| STORED RECORDS |
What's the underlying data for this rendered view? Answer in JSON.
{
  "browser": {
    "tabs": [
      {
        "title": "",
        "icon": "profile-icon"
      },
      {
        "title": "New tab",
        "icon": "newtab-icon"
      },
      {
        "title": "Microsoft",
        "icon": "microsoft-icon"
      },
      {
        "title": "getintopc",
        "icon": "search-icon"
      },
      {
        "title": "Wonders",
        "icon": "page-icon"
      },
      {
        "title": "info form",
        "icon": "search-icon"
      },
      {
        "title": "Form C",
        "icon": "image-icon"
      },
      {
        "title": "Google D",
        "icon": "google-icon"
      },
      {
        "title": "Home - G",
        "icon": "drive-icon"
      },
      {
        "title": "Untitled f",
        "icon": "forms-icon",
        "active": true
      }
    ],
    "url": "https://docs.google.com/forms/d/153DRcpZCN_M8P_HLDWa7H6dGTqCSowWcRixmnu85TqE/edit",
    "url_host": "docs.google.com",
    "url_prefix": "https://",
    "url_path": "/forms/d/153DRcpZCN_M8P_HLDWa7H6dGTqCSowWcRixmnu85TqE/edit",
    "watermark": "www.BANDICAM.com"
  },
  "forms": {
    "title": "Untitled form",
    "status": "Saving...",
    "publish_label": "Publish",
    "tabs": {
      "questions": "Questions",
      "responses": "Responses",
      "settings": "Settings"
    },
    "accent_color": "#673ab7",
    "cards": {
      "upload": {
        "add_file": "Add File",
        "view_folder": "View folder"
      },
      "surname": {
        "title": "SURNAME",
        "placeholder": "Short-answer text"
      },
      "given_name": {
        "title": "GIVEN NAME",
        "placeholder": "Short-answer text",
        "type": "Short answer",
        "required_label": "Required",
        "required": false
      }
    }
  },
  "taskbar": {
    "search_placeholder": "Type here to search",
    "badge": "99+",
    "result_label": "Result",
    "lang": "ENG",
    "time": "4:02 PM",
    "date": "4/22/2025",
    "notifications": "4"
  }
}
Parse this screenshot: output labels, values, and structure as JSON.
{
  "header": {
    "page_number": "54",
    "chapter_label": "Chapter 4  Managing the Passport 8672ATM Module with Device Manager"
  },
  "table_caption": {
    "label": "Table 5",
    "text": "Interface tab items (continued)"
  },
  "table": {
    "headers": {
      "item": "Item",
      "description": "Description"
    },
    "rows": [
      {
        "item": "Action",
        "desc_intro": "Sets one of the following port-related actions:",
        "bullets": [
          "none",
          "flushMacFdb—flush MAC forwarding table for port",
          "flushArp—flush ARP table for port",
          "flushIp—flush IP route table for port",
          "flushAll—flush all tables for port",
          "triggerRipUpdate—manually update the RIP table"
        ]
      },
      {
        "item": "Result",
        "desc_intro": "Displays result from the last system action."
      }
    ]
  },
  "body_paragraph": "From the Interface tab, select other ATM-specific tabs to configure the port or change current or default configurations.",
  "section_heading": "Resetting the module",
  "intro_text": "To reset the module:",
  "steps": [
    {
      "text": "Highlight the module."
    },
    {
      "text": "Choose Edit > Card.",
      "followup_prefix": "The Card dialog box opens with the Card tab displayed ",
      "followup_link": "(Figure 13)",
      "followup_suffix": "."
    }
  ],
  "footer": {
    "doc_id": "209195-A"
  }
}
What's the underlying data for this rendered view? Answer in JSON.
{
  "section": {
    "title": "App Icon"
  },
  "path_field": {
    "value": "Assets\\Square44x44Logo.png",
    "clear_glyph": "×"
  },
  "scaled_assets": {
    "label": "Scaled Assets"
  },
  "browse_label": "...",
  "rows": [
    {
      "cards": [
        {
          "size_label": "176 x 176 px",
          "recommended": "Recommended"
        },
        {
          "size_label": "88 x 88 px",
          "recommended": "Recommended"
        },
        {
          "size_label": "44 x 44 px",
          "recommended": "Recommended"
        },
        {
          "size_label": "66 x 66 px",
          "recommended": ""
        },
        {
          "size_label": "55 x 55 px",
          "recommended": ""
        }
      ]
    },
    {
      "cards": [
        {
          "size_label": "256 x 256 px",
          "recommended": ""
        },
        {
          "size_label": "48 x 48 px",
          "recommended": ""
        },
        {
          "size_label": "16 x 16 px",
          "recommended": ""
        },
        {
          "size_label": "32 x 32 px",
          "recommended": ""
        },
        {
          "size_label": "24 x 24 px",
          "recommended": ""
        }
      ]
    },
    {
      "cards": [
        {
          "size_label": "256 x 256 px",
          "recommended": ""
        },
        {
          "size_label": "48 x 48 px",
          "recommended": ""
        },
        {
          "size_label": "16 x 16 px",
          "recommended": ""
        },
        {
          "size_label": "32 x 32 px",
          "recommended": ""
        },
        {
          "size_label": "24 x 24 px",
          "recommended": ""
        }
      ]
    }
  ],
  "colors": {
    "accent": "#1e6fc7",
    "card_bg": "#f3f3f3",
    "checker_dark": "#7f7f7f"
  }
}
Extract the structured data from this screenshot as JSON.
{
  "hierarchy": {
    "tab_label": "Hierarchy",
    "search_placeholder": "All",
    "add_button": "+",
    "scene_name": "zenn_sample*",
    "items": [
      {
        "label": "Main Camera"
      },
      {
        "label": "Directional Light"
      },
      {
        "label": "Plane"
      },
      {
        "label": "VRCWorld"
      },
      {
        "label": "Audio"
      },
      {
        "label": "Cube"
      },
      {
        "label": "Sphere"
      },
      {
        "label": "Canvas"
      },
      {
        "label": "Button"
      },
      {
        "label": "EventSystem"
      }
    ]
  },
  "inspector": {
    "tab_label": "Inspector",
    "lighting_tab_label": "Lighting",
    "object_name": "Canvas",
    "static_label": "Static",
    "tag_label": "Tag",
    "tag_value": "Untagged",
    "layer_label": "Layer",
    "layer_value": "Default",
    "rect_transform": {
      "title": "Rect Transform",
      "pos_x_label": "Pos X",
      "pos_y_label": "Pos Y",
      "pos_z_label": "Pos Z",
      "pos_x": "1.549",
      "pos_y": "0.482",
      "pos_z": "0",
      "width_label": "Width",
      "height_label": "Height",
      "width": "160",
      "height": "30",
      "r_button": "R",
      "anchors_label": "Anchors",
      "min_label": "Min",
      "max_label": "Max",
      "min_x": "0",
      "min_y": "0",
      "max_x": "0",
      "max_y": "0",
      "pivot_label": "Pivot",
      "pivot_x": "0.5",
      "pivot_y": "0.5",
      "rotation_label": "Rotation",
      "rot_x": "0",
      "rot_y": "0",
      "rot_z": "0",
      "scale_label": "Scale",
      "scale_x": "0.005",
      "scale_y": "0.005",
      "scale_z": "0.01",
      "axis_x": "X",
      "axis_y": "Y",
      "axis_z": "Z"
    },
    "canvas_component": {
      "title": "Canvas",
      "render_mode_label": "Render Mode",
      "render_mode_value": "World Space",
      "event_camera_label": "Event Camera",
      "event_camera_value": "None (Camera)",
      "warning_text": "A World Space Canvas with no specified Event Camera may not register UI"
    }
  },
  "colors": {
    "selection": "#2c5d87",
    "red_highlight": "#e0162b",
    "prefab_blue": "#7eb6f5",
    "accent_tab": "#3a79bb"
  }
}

| STATED EXERCISE |
Each entry above is to be quoted exactly.

| ANSWER TO THE PROBLEM |
What's the underlying data for this rendered view? Answer in JSON.
{
  "browser": {
    "tabs": [
      {
        "title": "",
        "icon": "profile-icon"
      },
      {
        "title": "New tab",
        "icon": "newtab-icon"
      },
      {
        "title": "Microsoft",
        "icon": "microsoft-icon"
      },
      {
        "title": "getintopc",
        "icon": "search-icon"
      },
      {
        "title": "Wonders",
        "icon": "page-icon"
      },
      {
        "title": "info form",
        "icon": "search-icon"
      },
      {
        "title": "Form C",
        "icon": "image-icon"
      },
      {
        "title": "Google D",
        "icon": "google-icon"
      },
      {
        "title": "Home - G",
        "icon": "drive-icon"
      },
      {
        "title": "Untitled f",
        "icon": "forms-icon",
        "active": true
      }
    ],
    "url": "https://docs.google.com/forms/d/153DRcpZCN_M8P_HLDWa7H6dGTqCSowWcRixmnu85TqE/edit",
    "url_host": "docs.google.com",
    "url_prefix": "https://",
    "url_path": "/forms/d/153DRcpZCN_M8P_HLDWa7H6dGTqCSowWcRixmnu85TqE/edit",
    "watermark": "www.BANDICAM.com"
  },
  "forms": {
    "title": "Untitled form",
    "status": "Saving...",
    "publish_label": "Publish",
    "tabs": {
      "questions": "Questions",
      "responses": "Responses",
      "settings": "Settings"
    },
    "accent_color": "#673ab7",
    "cards": {
      "upload": {
        "add_file": "Add File",
        "view_folder": "View folder"
      },
      "surname": {
        "title": "SURNAME",
        "placeholder": "Short-answer text"
      },
      "given_name": {
        "title": "GIVEN NAME",
        "placeholder": "Short-answer text",
        "type": "Short answer",
        "required_label": "Required",
        "required": false
      }
    }
  },
  "taskbar": {
    "search_placeholder": "Type here to search",
    "badge": "99+",
    "result_label": "Result",
    "lang": "ENG",
    "time": "4:02 PM",
    "date": "4/22/2025",
    "notifications": "4"
  }
}
Parse this screenshot: output labels, values, and structure as JSON.
{
  "header": {
    "page_number": "54",
    "chapter_label": "Chapter 4  Managing the Passport 8672ATM Module with Device Manager"
  },
  "table_caption": {
    "label": "Table 5",
    "text": "Interface tab items (continued)"
  },
  "table": {
    "headers": {
      "item": "Item",
      "description": "Description"
    },
    "rows": [
      {
        "item": "Action",
        "desc_intro": "Sets one of the following port-related actions:",
        "bullets": [
          "none",
          "flushMacFdb—flush MAC forwarding table for port",
          "flushArp—flush ARP table for port",
          "flushIp—flush IP route table for port",
          "flushAll—flush all tables for port",
          "triggerRipUpdate—manually update the RIP table"
        ]
      },
      {
        "item": "Result",
        "desc_intro": "Displays result from the last system action."
      }
    ]
  },
  "body_paragraph": "From the Interface tab, select other ATM-specific tabs to configure the port or change current or default configurations.",
  "section_heading": "Resetting the module",
  "intro_text": "To reset the module:",
  "steps": [
    {
      "text": "Highlight the module."
    },
    {
      "text": "Choose Edit > Card.",
      "followup_prefix": "The Card dialog box opens with the Card tab displayed ",
      "followup_link": "(Figure 13)",
      "followup_suffix": "."
    }
  ],
  "footer": {
    "doc_id": "209195-A"
  }
}
What's the underlying data for this rendered view? Answer in JSON.
{
  "section": {
    "title": "App Icon"
  },
  "path_field": {
    "value": "Assets\\Square44x44Logo.png",
    "clear_glyph": "×"
  },
  "scaled_assets": {
    "label": "Scaled Assets"
  },
  "browse_label": "...",
  "rows": [
    {
      "cards": [
        {
          "size_label": "176 x 176 px",
          "recommended": "Recommended"
        },
        {
          "size_label": "88 x 88 px",
          "recommended": "Recommended"
        },
        {
          "size_label": "44 x 44 px",
          "recommended": "Recommended"
        },
        {
          "size_label": "66 x 66 px",
          "recommended": ""
        },
        {
          "size_label": "55 x 55 px",
          "recommended": ""
        }
      ]
    },
    {
      "cards": [
        {
          "size_label": "256 x 256 px",
          "recommended": ""
        },
        {
          "size_label": "48 x 48 px",
          "recommended": ""
        },
        {
          "size_label": "16 x 16 px",
          "recommended": ""
        },
        {
          "size_label": "32 x 32 px",
          "recommended": ""
        },
        {
          "size_label": "24 x 24 px",
          "recommended": ""
        }
      ]
    },
    {
      "cards": [
        {
          "size_label": "256 x 256 px",
          "recommended": ""
        },
        {
          "size_label": "48 x 48 px",
          "recommended": ""
        },
        {
          "size_label": "16 x 16 px",
          "recommended": ""
        },
        {
          "size_label": "32 x 32 px",
          "recommended": ""
        },
        {
          "size_label": "24 x 24 px",
          "recommended": ""
        }
      ]
    }
  ],
  "colors": {
    "accent": "#1e6fc7",
    "card_bg": "#f3f3f3",
    "checker_dark": "#7f7f7f"
  }
}
Extract the structured data from this screenshot as JSON.
{
  "hierarchy": {
    "tab_label": "Hierarchy",
    "search_placeholder": "All",
    "add_button": "+",
    "scene_name": "zenn_sample*",
    "items": [
      {
        "label": "Main Camera"
      },
      {
        "label": "Directional Light"
      },
      {
        "label": "Plane"
      },
      {
        "label": "VRCWorld"
      },
      {
        "label": "Audio"
      },
      {
        "label": "Cube"
      },
      {
        "label": "Sphere"
      },
      {
        "label": "Canvas"
      },
      {
        "label": "Button"
      },
      {
        "label": "EventSystem"
      }
    ]
  },
  "inspector": {
    "tab_label": "Inspector",
    "lighting_tab_label": "Lighting",
    "object_name": "Canvas",
    "static_label": "Static",
    "tag_label": "Tag",
    "tag_value": "Untagged",
    "layer_label": "Layer",
    "layer_value": "Default",
    "rect_transform": {
      "title": "Rect Transform",
      "pos_x_label": "Pos X",
      "pos_y_label": "Pos Y",
      "pos_z_label": "Pos Z",
      "pos_x": "1.549",
      "pos_y": "0.482",
      "pos_z": "0",
      "width_label": "Width",
      "height_label": "Height",
      "width": "160",
      "height": "30",
      "r_button": "R",
      "anchors_label": "Anchors",
      "min_label": "Min",
      "max_label": "Max",
      "min_x": "0",
      "min_y": "0",
      "max_x": "0",
      "max_y": "0",
      "pivot_label": "Pivot",
      "pivot_x": "0.5",
      "pivot_y": "0.5",
      "rotation_label": "Rotation",
      "rot_x": "0",
      "rot_y": "0",
      "rot_z": "0",
      "scale_label": "Scale",
      "scale_x": "0.005",
      "scale_y": "0.005",
      "scale_z": "0.01",
      "axis_x": "X",
      "axis_y": "Y",
      "axis_z": "Z"
    },
    "canvas_component": {
      "title": "Canvas",
      "render_mode_label": "Render Mode",
      "render_mode_value": "World Space",
      "event_camera_label": "Event Camera",
      "event_camera_value": "None (Camera)",
      "warning_text": "A World Space Canvas with no specified Event Camera may not register UI"
    }
  },
  "colors": {
    "selection": "#2c5d87",
    "red_highlight": "#e0162b",
    "prefab_blue": "#7eb6f5",
    "accent_tab": "#3a79bb"
  }
}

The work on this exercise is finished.